- **Given request**: Look through the records below, and copy out every line that holds the string "only".

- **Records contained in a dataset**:
§ §

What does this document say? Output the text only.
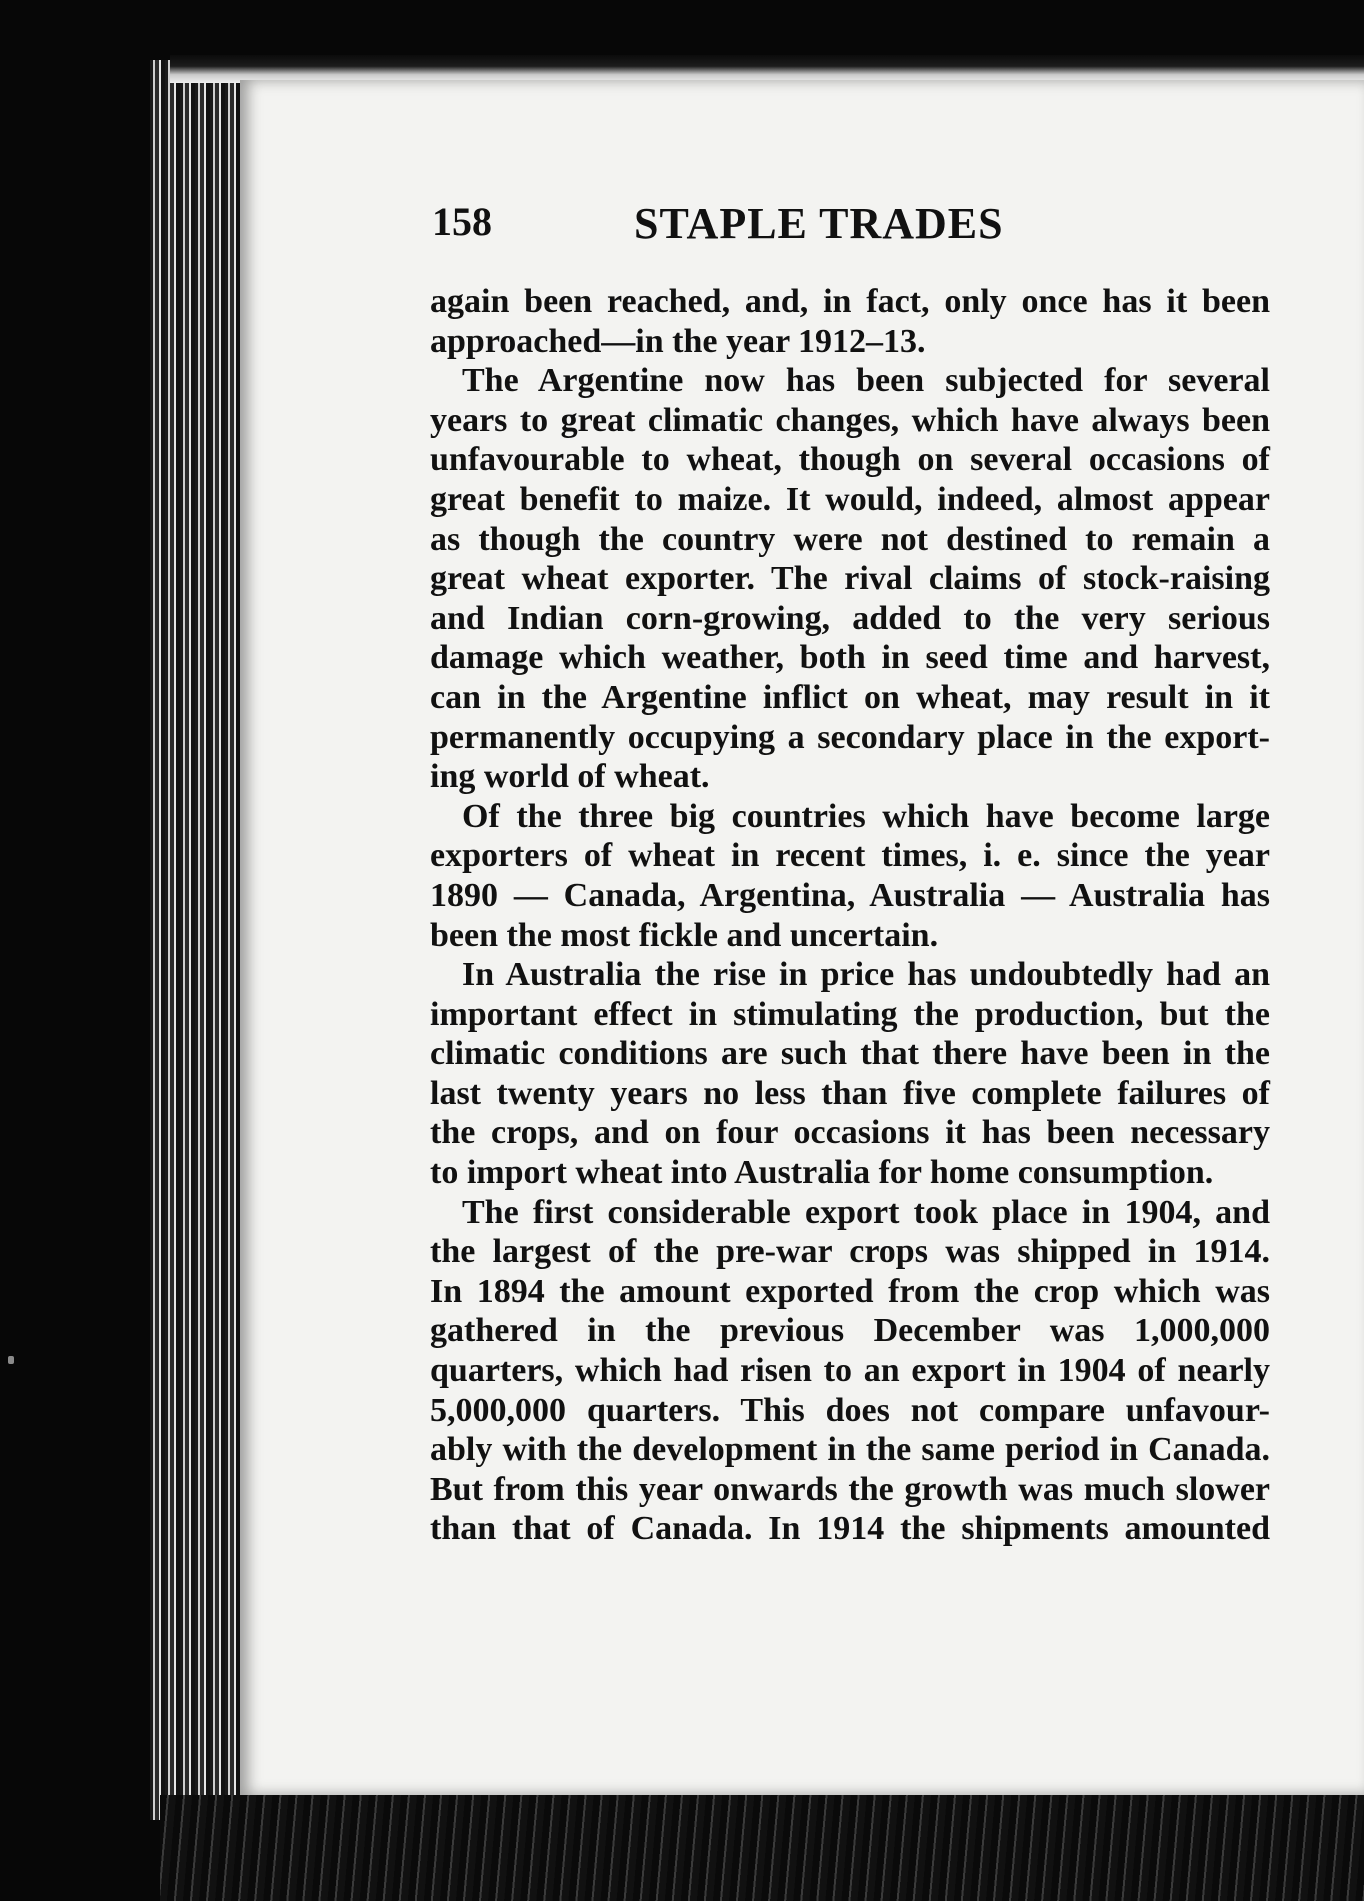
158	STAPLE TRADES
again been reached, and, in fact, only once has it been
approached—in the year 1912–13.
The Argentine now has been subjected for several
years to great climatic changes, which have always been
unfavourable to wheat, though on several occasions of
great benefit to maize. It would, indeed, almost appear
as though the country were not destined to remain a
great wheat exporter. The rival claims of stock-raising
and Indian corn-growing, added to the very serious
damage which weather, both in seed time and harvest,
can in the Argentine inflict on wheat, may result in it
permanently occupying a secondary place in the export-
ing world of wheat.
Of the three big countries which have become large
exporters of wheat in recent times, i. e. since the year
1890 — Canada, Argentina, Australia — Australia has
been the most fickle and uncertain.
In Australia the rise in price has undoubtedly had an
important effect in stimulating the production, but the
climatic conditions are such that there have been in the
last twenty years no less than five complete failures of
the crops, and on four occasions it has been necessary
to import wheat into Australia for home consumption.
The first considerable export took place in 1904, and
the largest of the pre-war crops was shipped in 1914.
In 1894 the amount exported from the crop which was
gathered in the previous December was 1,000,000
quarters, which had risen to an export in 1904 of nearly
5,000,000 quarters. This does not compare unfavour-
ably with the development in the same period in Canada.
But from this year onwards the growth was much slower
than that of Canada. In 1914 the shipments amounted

§ §

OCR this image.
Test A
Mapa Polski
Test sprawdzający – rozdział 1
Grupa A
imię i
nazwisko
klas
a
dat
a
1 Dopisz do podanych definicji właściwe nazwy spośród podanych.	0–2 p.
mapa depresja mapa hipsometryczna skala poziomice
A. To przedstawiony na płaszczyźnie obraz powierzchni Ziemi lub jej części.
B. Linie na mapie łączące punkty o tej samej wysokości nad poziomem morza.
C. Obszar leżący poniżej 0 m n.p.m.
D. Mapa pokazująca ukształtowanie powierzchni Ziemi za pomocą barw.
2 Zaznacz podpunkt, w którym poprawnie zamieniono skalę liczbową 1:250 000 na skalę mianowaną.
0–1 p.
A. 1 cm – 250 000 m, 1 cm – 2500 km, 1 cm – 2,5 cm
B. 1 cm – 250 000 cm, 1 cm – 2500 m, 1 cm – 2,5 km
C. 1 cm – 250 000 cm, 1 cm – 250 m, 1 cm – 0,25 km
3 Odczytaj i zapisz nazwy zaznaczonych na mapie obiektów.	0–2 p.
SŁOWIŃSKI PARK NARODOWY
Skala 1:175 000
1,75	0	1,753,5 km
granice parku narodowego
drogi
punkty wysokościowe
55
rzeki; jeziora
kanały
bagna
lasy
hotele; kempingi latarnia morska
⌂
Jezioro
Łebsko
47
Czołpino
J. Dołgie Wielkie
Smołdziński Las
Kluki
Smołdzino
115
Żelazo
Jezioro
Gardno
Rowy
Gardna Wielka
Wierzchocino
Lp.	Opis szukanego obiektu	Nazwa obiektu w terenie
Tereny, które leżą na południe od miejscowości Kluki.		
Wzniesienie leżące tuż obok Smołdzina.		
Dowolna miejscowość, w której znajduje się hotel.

§ §

- **Complete answer**:
What does this document say? Output the text only.
again been reached, and, in fact, only once has it been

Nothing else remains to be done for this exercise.